(Dataset records)
......

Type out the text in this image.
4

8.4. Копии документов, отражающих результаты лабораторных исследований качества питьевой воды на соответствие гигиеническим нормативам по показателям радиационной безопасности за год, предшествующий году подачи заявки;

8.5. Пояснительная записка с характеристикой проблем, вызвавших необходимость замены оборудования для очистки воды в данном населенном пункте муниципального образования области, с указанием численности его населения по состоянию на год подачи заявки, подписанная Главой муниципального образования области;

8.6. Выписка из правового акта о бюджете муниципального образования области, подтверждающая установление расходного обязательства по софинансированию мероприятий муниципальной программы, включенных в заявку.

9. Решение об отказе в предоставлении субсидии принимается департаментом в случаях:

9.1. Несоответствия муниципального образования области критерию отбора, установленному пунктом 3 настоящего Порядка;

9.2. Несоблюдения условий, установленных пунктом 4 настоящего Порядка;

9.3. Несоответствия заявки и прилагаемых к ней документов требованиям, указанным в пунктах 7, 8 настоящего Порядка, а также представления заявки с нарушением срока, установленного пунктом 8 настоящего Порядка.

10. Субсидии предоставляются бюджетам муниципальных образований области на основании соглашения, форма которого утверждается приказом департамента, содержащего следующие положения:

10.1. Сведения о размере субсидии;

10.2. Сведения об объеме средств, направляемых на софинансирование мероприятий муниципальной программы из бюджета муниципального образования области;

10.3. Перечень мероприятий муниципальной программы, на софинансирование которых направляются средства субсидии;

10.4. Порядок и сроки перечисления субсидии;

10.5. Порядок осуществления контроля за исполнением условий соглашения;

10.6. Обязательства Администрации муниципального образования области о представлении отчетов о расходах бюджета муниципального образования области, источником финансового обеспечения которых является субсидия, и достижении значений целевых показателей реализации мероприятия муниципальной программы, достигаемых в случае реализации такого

......

Reproduce the listing above verbatim, from first line to last.

## Result of this exercise
Type out the text in this image.
4

8.4. Копии документов, отражающих результаты лабораторных исследований качества питьевой воды на соответствие гигиеническим нормативам по показателям радиационной безопасности за год, предшествующий году подачи заявки;

8.5. Пояснительная записка с характеристикой проблем, вызвавших необходимость замены оборудования для очистки воды в данном населенном пункте муниципального образования области, с указанием численности его населения по состоянию на год подачи заявки, подписанная Главой муниципального образования области;

8.6. Выписка из правового акта о бюджете муниципального образования области, подтверждающая установление расходного обязательства по софинансированию мероприятий муниципальной программы, включенных в заявку.

9. Решение об отказе в предоставлении субсидии принимается департаментом в случаях:

9.1. Несоответствия муниципального образования области критерию отбора, установленному пунктом 3 настоящего Порядка;

9.2. Несоблюдения условий, установленных пунктом 4 настоящего Порядка;

9.3. Несоответствия заявки и прилагаемых к ней документов требованиям, указанным в пунктах 7, 8 настоящего Порядка, а также представления заявки с нарушением срока, установленного пунктом 8 настоящего Порядка.

10. Субсидии предоставляются бюджетам муниципальных образований области на основании соглашения, форма которого утверждается приказом департамента, содержащего следующие положения:

10.1. Сведения о размере субсидии;

10.2. Сведения об объеме средств, направляемых на софинансирование мероприятий муниципальной программы из бюджета муниципального образования области;

10.3. Перечень мероприятий муниципальной программы, на софинансирование которых направляются средства субсидии;

10.4. Порядок и сроки перечисления субсидии;

10.5. Порядок осуществления контроля за исполнением условий соглашения;

10.6. Обязательства Администрации муниципального образования области о представлении отчетов о расходах бюджета муниципального образования области, источником финансового обеспечения которых является субсидия, и достижении значений целевых показателей реализации мероприятия муниципальной программы, достигаемых в случае реализации такого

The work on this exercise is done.